• **CHALLENGE**: Below are some records; return each one exactly.

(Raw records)
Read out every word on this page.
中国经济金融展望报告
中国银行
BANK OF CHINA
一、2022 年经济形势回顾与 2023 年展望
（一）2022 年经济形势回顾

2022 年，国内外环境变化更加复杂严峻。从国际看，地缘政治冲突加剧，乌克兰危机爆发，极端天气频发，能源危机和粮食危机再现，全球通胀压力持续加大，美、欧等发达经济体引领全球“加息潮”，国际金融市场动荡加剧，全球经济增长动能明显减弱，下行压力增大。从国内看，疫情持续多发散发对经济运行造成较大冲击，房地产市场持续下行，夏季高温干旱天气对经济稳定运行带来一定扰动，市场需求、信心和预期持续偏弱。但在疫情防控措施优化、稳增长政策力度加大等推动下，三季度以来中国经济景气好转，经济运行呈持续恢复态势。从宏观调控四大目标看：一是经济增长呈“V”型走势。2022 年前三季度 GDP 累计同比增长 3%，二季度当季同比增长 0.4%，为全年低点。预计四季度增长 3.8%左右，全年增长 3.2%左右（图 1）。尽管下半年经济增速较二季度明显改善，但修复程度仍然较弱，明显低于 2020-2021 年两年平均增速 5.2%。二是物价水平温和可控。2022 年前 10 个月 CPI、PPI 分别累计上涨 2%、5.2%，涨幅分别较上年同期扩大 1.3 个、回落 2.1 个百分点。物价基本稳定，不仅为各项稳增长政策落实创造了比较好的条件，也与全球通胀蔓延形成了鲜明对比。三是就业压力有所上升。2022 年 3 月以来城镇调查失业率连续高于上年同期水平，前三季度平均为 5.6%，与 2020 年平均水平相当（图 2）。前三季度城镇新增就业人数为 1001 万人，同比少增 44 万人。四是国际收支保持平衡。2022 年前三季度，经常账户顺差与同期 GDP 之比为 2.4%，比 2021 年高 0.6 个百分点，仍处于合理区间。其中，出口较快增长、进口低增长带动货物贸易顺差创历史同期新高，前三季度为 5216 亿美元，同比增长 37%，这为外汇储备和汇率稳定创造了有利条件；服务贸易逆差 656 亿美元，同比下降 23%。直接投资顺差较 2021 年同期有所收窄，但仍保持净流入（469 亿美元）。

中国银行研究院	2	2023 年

• **FINISHED EXERCISE**:
Read out every word on this page.
中国经济金融展望报告
中国银行
BANK OF CHINA
一、2022 年经济形势回顾与 2023 年展望
（一）2022 年经济形势回顾

2022 年，国内外环境变化更加复杂严峻。从国际看，地缘政治冲突加剧，乌克兰危机爆发，极端天气频发，能源危机和粮食危机再现，全球通胀压力持续加大，美、欧等发达经济体引领全球“加息潮”，国际金融市场动荡加剧，全球经济增长动能明显减弱，下行压力增大。从国内看，疫情持续多发散发对经济运行造成较大冲击，房地产市场持续下行，夏季高温干旱天气对经济稳定运行带来一定扰动，市场需求、信心和预期持续偏弱。但在疫情防控措施优化、稳增长政策力度加大等推动下，三季度以来中国经济景气好转，经济运行呈持续恢复态势。从宏观调控四大目标看：一是经济增长呈“V”型走势。2022 年前三季度 GDP 累计同比增长 3%，二季度当季同比增长 0.4%，为全年低点。预计四季度增长 3.8%左右，全年增长 3.2%左右（图 1）。尽管下半年经济增速较二季度明显改善，但修复程度仍然较弱，明显低于 2020-2021 年两年平均增速 5.2%。二是物价水平温和可控。2022 年前 10 个月 CPI、PPI 分别累计上涨 2%、5.2%，涨幅分别较上年同期扩大 1.3 个、回落 2.1 个百分点。物价基本稳定，不仅为各项稳增长政策落实创造了比较好的条件，也与全球通胀蔓延形成了鲜明对比。三是就业压力有所上升。2022 年 3 月以来城镇调查失业率连续高于上年同期水平，前三季度平均为 5.6%，与 2020 年平均水平相当（图 2）。前三季度城镇新增就业人数为 1001 万人，同比少增 44 万人。四是国际收支保持平衡。2022 年前三季度，经常账户顺差与同期 GDP 之比为 2.4%，比 2021 年高 0.6 个百分点，仍处于合理区间。其中，出口较快增长、进口低增长带动货物贸易顺差创历史同期新高，前三季度为 5216 亿美元，同比增长 37%，这为外汇储备和汇率稳定创造了有利条件；服务贸易逆差 656 亿美元，同比下降 23%。直接投资顺差较 2021 年同期有所收窄，但仍保持净流入（469 亿美元）。

中国银行研究院	2	2023 年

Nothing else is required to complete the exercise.